WORK REQUIRED :: Determine the number of lines where "icon" occurs and reply with that number by itself.

──────── PROVIDED INFORMATION ────────

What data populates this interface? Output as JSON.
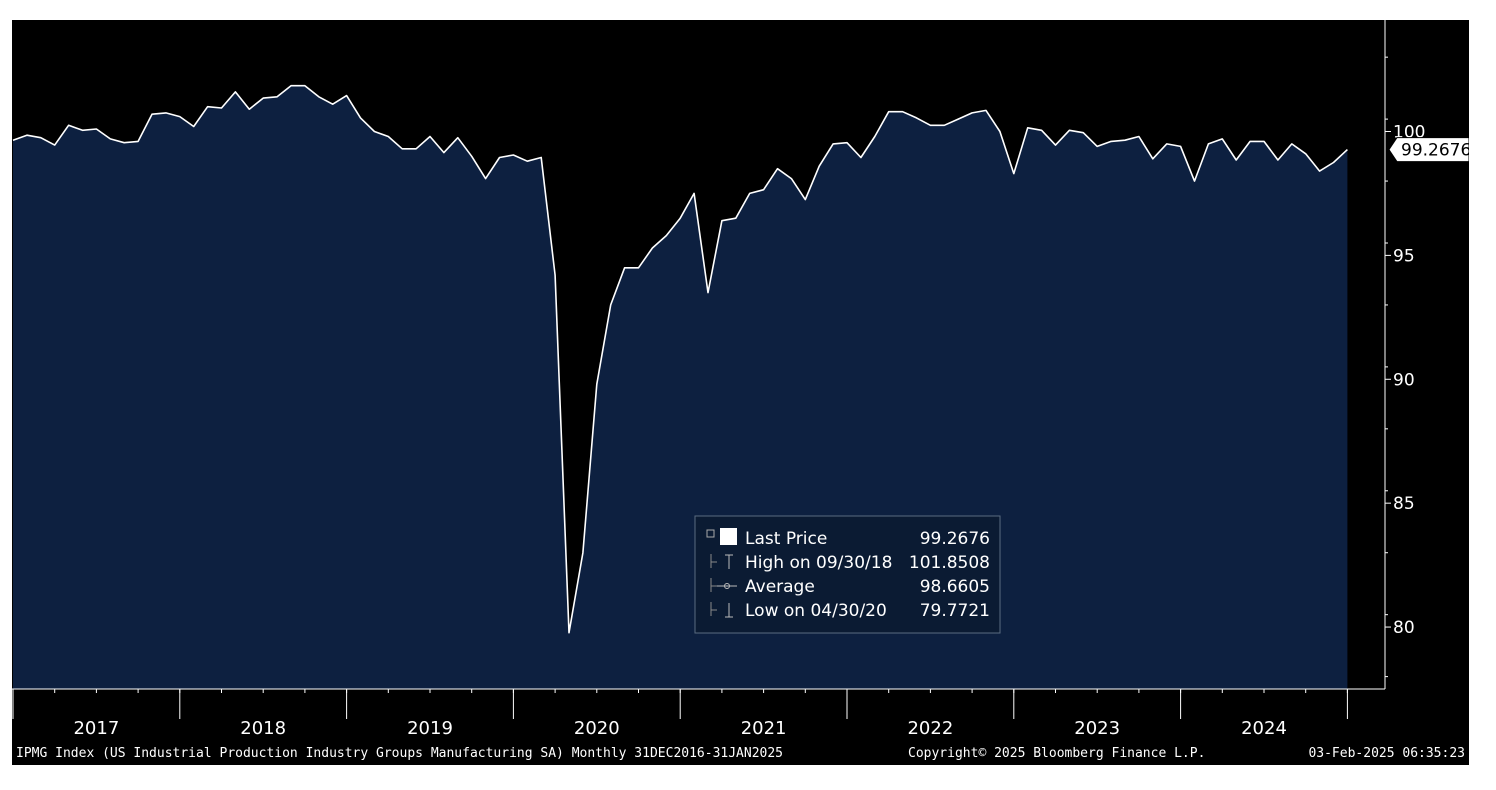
{
  "chart_data": {
    "type": "area",
    "frequency": "Monthly",
    "x_start": "2016-12-31",
    "x_end": "2025-01-31",
    "ylim": [
      77.5,
      104.5
    ],
    "y_ticks": [
      80,
      85,
      90,
      95,
      100
    ],
    "year_labels": [
      "2017",
      "2018",
      "2019",
      "2020",
      "2021",
      "2022",
      "2023",
      "2024"
    ],
    "series": [
      {
        "name": "Last Price",
        "values": [
          99.65,
          99.85,
          99.75,
          99.45,
          100.25,
          100.05,
          100.1,
          99.7,
          99.55,
          99.6,
          100.7,
          100.75,
          100.6,
          100.2,
          101.0,
          100.95,
          101.6,
          100.9,
          101.35,
          101.4,
          101.85,
          101.85,
          101.4,
          101.1,
          101.45,
          100.55,
          100.0,
          99.8,
          99.3,
          99.3,
          99.8,
          99.15,
          99.75,
          99.0,
          98.1,
          98.95,
          99.05,
          98.8,
          98.95,
          94.2,
          79.7721,
          83.0,
          89.8,
          93.0,
          94.5,
          94.5,
          95.3,
          95.8,
          96.5,
          97.5,
          93.5,
          96.4,
          96.5,
          97.5,
          97.65,
          98.5,
          98.1,
          97.25,
          98.6,
          99.5,
          99.55,
          98.95,
          99.8,
          100.8,
          100.8,
          100.55,
          100.25,
          100.25,
          100.5,
          100.75,
          100.85,
          100.0,
          98.3,
          100.15,
          100.05,
          99.45,
          100.05,
          99.95,
          99.4,
          99.6,
          99.65,
          99.8,
          98.9,
          99.5,
          99.4,
          98.0,
          99.5,
          99.7,
          98.85,
          99.6,
          99.6,
          98.85,
          99.5,
          99.1,
          98.4,
          98.75,
          99.2676
        ]
      }
    ],
    "last_value_label": "99.2676",
    "colors": {
      "area_fill": "#0d2040",
      "line": "#ffffff",
      "background": "#000000",
      "axis": "#ffffff"
    },
    "legend": {
      "placement": "bottom-center",
      "rows": [
        {
          "icon": "square",
          "label": "Last Price",
          "value": "99.2676"
        },
        {
          "icon": "high",
          "label": "High on 09/30/18",
          "value": "101.8508"
        },
        {
          "icon": "average",
          "label": "Average",
          "value": "98.6605"
        },
        {
          "icon": "low",
          "label": "Low on 04/30/20",
          "value": "79.7721"
        }
      ]
    },
    "footer": {
      "description": "IPMG Index (US Industrial Production Industry Groups Manufacturing SA)  Monthly 31DEC2016-31JAN2025",
      "copyright": "Copyright© 2025 Bloomberg Finance L.P.",
      "timestamp": "03-Feb-2025 06:35:23"
    }
  }
}
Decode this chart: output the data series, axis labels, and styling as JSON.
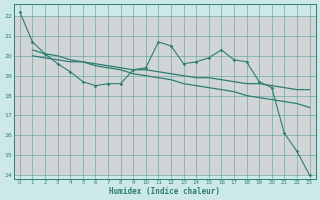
{
  "xlabel": "Humidex (Indice chaleur)",
  "x": [
    0,
    1,
    2,
    3,
    4,
    5,
    6,
    7,
    8,
    9,
    10,
    11,
    12,
    13,
    14,
    15,
    16,
    17,
    18,
    19,
    20,
    21,
    22,
    23
  ],
  "line_data": [
    22.2,
    20.7,
    20.1,
    19.6,
    19.2,
    18.7,
    18.5,
    18.6,
    18.6,
    19.3,
    19.4,
    20.7,
    20.5,
    19.6,
    19.7,
    19.9,
    20.3,
    19.8,
    19.7,
    18.7,
    18.4,
    16.1,
    15.2,
    14.0
  ],
  "trend1": [
    20.1,
    20.0,
    19.9,
    19.8,
    19.7,
    19.7,
    19.6,
    19.5,
    19.4,
    19.3,
    19.3,
    19.2,
    19.1,
    19.0,
    18.9,
    18.9,
    18.8,
    18.7,
    18.6,
    18.6,
    18.5,
    18.4,
    18.3,
    18.3
  ],
  "trend2": [
    20.5,
    20.3,
    20.1,
    20.0,
    19.8,
    19.7,
    19.5,
    19.4,
    19.3,
    19.1,
    19.0,
    18.9,
    18.8,
    18.6,
    18.5,
    18.4,
    18.3,
    18.2,
    18.0,
    17.9,
    17.8,
    17.7,
    17.6,
    17.4
  ],
  "color": "#2e7d72",
  "bg_color": "#cce8e8",
  "grid_major_color": "#c8b8b8",
  "grid_minor_color": "#b8d8d8",
  "ylim": [
    13.8,
    22.6
  ],
  "yticks": [
    14,
    15,
    16,
    17,
    18,
    19,
    20,
    21,
    22
  ],
  "xlim": [
    -0.5,
    23.5
  ]
}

────────

PROBLEM SOLUTION :: 4